┌────────

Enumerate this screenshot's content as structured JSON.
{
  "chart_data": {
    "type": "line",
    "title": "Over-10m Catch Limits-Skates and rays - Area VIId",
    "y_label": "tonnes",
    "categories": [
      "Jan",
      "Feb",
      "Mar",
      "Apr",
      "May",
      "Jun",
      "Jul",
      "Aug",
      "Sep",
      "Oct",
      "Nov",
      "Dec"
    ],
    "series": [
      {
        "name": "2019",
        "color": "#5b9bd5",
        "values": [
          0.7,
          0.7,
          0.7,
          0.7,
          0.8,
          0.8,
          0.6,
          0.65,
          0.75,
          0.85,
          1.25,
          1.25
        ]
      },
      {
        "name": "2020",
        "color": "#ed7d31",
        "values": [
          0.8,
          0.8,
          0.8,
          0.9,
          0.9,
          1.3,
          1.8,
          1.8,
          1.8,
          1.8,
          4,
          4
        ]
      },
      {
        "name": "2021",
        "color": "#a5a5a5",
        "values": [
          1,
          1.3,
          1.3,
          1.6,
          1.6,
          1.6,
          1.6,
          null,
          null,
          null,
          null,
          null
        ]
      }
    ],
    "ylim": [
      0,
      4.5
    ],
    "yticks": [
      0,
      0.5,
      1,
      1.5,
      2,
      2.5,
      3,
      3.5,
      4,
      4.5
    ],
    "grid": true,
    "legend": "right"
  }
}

└────────

▶ _Problem to work on_
List all lines above in which the string "color" appears.

▶ _Full response_
        "color": "#5b9bd5",
        "color": "#ed7d31",
        "color": "#a5a5a5",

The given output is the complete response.